Stored dataset items:
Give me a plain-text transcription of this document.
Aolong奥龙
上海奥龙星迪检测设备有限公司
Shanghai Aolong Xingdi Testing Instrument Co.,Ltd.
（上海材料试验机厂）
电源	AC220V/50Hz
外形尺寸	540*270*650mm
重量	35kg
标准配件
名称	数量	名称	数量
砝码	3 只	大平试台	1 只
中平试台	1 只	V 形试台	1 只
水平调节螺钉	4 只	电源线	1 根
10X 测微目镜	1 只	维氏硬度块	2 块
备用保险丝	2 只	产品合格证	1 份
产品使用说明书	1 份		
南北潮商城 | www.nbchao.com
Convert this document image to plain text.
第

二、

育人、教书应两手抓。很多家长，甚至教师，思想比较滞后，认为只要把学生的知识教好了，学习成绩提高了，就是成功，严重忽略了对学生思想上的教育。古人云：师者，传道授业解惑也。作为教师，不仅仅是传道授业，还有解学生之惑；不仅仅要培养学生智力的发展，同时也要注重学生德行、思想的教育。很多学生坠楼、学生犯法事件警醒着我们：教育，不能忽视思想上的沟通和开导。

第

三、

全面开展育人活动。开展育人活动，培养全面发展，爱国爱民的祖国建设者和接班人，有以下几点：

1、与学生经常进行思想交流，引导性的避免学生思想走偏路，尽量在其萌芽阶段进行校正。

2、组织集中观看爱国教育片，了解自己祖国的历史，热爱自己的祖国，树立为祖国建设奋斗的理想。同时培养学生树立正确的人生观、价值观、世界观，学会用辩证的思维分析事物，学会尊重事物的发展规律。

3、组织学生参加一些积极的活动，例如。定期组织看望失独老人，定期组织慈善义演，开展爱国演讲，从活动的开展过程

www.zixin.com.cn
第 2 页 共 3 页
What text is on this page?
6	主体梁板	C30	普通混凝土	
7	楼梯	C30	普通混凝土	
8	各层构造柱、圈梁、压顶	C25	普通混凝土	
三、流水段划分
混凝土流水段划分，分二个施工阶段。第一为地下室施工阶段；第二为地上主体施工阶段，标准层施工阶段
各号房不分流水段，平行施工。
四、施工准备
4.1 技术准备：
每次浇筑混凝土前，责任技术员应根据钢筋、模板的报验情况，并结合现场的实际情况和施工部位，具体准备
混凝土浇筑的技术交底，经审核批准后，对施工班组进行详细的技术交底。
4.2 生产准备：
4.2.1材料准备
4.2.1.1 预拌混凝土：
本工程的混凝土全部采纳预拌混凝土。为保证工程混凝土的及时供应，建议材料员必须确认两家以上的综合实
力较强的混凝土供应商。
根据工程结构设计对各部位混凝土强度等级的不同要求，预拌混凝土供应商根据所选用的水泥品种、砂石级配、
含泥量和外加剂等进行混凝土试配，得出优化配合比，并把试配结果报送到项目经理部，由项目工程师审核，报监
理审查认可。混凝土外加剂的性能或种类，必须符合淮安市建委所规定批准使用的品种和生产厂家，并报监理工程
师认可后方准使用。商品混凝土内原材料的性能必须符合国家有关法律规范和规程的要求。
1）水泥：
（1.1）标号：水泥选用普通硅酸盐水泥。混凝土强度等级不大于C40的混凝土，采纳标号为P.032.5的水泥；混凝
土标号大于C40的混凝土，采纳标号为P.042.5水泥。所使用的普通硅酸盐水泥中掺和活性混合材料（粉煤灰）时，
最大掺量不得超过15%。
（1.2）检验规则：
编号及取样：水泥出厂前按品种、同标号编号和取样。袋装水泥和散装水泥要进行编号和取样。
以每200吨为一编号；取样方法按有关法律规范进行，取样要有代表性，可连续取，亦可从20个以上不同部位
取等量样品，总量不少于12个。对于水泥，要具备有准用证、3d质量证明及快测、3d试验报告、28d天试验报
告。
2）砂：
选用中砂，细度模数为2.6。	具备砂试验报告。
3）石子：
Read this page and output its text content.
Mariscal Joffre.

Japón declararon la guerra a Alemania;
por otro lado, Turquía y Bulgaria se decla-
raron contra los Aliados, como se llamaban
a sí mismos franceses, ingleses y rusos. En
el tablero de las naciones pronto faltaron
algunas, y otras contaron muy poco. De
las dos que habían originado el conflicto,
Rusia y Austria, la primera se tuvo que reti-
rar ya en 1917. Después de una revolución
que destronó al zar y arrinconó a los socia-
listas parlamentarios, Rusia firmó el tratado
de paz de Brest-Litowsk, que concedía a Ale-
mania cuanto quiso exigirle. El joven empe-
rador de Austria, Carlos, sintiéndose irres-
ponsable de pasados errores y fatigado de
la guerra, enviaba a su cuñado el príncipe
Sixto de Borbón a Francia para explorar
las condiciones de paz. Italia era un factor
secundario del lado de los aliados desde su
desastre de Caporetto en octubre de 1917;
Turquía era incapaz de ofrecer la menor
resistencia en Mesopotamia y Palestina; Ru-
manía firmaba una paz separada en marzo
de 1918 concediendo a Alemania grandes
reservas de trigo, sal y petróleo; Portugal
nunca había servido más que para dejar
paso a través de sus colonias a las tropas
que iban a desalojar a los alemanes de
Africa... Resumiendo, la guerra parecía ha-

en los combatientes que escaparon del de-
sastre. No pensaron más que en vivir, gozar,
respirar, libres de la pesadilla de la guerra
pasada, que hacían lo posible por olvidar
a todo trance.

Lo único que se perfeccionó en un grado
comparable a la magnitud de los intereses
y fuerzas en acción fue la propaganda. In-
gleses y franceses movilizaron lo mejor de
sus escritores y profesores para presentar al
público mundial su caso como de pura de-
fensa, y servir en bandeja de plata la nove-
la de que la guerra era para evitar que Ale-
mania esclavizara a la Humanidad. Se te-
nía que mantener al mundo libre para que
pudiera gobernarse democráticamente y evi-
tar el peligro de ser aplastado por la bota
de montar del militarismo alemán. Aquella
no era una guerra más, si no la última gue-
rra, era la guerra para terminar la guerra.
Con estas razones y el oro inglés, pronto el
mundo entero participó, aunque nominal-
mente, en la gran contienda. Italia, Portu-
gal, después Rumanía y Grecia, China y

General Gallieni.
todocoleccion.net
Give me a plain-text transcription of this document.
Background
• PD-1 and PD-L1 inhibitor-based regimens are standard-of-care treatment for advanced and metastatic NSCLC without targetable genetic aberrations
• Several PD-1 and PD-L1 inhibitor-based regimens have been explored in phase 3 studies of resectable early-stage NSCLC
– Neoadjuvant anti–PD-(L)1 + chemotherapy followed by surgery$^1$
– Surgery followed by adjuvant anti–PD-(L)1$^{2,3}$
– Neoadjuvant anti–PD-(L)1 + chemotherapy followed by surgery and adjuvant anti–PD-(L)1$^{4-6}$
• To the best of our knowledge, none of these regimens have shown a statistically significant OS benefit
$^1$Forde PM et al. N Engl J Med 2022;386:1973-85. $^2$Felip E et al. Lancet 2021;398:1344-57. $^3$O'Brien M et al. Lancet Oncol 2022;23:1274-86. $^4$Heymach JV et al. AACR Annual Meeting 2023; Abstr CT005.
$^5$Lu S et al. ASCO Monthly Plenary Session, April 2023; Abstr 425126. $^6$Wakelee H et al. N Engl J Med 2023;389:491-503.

* **EXERCISE GOAL**:
Find the word "anti" and list each line it appears in.

* **TASK SOLUTION**:
– Neoadjuvant anti–PD-(L)1 + chemotherapy followed by surgery$^1$
– Surgery followed by adjuvant anti–PD-(L)1$^{2,3}$
– Neoadjuvant anti–PD-(L)1 + chemotherapy followed by surgery and adjuvant anti–PD-(L)1$^{4-6}$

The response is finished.